* Some records *
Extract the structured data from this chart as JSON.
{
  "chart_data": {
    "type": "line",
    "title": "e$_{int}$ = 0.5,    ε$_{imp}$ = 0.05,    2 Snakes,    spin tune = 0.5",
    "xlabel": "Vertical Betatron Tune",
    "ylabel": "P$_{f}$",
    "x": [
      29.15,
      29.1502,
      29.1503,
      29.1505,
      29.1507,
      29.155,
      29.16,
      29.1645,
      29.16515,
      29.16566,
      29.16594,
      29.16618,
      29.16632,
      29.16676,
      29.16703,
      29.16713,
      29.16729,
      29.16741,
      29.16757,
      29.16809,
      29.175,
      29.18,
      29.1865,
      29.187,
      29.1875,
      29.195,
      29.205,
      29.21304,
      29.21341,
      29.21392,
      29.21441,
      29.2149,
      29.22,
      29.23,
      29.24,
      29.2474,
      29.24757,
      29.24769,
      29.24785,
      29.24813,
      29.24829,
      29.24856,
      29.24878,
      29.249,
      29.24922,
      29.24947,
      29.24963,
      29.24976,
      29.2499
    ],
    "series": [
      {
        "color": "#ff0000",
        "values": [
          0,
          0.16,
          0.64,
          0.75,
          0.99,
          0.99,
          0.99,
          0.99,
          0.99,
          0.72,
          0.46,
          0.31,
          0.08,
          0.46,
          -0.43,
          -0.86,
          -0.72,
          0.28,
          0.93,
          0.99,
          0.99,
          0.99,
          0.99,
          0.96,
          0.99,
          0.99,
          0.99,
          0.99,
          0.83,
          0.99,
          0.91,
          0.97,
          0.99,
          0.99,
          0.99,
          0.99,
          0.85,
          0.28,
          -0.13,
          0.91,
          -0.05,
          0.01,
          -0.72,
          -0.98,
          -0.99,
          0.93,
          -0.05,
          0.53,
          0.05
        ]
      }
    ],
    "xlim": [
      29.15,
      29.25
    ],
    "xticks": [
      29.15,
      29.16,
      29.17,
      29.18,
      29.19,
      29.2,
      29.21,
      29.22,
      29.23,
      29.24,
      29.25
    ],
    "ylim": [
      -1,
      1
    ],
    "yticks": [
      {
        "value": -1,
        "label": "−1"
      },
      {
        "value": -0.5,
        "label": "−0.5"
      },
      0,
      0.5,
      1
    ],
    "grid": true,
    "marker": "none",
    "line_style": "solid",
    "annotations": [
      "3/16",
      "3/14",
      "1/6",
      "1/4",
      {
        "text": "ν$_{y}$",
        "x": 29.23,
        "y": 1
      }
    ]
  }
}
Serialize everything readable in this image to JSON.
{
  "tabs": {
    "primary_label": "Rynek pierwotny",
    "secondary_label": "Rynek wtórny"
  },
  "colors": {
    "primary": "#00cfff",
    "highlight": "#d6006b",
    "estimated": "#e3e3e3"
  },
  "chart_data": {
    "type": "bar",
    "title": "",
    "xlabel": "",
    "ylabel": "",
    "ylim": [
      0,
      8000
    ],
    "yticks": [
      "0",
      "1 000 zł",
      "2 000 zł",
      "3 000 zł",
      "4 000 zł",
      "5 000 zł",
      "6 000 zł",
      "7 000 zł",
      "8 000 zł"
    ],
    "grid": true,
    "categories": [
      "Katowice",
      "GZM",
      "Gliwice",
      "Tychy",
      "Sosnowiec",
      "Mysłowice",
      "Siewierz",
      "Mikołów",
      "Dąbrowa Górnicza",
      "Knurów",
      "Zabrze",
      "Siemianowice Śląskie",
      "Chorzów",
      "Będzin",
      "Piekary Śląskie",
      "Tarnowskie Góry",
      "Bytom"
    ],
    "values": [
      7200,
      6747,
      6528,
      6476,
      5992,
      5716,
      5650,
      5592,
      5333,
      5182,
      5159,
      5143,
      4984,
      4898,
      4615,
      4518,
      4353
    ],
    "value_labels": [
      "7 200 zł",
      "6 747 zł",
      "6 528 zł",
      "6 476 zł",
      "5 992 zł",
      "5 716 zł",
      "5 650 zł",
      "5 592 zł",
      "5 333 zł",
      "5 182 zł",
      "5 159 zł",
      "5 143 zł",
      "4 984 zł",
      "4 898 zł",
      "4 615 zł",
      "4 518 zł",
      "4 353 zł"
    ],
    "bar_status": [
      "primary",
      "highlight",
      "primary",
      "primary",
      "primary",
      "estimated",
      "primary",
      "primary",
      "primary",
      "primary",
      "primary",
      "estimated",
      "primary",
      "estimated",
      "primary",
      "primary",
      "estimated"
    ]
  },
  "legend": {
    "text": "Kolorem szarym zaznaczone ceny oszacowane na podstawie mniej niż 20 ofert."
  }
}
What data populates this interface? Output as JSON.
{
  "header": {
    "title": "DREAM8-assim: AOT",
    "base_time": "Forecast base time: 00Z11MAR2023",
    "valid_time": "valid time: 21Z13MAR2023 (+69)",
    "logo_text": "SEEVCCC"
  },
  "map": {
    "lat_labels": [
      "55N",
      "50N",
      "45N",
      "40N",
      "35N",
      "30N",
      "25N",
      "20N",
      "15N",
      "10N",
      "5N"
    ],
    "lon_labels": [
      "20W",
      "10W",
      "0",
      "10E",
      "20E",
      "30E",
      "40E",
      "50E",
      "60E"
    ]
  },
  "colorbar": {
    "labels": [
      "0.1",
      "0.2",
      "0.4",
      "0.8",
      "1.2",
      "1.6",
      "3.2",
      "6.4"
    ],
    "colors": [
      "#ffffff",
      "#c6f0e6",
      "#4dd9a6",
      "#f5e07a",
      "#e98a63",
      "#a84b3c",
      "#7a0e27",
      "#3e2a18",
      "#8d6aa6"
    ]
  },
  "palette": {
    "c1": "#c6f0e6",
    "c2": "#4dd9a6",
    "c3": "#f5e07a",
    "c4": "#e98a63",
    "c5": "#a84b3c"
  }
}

* WHAT IS NEEDED *
For each line of the entries that includes "JSON", show that line.

* FINISHED EXERCISE *
Extract the structured data from this chart as JSON.
Serialize everything readable in this image to JSON.
What data populates this interface? Output as JSON.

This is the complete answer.